───── Input ─────

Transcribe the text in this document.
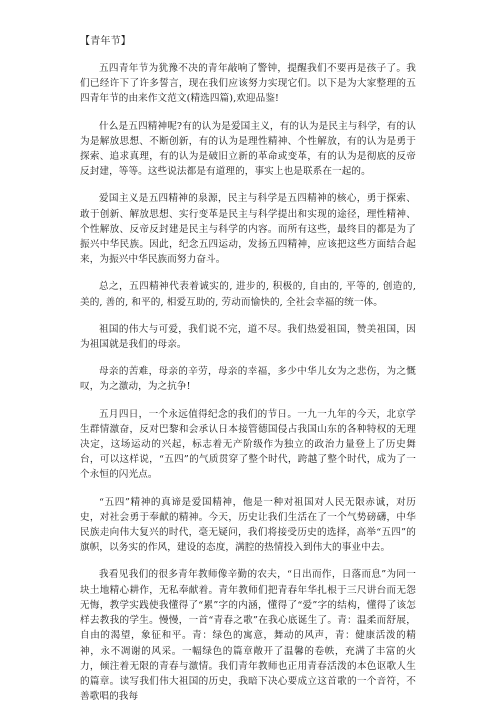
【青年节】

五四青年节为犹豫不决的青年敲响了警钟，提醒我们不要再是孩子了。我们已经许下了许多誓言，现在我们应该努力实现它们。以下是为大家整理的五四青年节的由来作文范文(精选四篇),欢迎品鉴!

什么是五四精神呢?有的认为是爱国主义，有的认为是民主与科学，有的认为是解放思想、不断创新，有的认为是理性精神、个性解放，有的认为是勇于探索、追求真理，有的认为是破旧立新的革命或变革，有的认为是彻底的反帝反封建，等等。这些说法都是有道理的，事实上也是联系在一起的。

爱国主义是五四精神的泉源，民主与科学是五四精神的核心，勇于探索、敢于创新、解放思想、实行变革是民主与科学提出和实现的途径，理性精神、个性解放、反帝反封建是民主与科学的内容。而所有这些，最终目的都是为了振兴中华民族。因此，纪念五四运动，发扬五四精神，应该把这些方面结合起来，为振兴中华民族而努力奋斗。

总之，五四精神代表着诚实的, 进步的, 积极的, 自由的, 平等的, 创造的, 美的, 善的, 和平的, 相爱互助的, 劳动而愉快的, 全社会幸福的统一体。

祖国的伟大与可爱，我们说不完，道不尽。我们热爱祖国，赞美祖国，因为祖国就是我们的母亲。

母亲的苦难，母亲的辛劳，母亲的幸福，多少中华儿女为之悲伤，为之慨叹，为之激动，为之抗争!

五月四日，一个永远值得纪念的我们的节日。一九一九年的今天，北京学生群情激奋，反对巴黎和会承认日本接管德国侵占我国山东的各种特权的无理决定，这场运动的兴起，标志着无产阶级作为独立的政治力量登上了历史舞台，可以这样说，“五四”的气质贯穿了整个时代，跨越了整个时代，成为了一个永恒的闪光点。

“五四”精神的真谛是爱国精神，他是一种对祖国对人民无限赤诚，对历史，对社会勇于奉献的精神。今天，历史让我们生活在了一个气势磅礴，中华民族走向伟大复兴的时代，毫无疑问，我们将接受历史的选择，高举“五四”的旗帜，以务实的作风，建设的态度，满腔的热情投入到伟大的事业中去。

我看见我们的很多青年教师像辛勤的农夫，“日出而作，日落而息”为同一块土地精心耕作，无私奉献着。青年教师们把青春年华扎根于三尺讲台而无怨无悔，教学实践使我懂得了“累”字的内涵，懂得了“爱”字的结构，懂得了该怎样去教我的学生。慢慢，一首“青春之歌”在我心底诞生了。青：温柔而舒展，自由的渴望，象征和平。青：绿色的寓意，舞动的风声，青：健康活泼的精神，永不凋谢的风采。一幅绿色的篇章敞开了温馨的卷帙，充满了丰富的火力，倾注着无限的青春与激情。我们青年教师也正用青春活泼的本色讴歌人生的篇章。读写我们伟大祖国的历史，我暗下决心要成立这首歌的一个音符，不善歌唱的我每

─────
───── Input ─────

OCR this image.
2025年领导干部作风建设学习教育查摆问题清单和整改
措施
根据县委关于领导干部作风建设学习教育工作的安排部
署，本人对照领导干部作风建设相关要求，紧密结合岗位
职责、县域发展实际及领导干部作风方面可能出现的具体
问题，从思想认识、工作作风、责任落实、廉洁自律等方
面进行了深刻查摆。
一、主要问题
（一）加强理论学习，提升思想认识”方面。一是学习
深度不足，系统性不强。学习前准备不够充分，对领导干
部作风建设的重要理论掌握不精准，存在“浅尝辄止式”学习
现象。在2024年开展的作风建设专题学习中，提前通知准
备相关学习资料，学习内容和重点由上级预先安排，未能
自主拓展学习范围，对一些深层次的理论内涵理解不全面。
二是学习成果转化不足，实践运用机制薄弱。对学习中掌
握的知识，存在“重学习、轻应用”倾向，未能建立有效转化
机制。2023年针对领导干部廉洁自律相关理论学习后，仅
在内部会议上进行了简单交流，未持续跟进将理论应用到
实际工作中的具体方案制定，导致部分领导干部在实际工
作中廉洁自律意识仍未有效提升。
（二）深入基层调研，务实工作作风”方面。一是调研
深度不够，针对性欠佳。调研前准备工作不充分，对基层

─────

● **Goal of the exercise**
Gather and copy every line of the data in which the string "this" is found.

● **Exercise result**
Transcribe the text in this document.
OCR this image.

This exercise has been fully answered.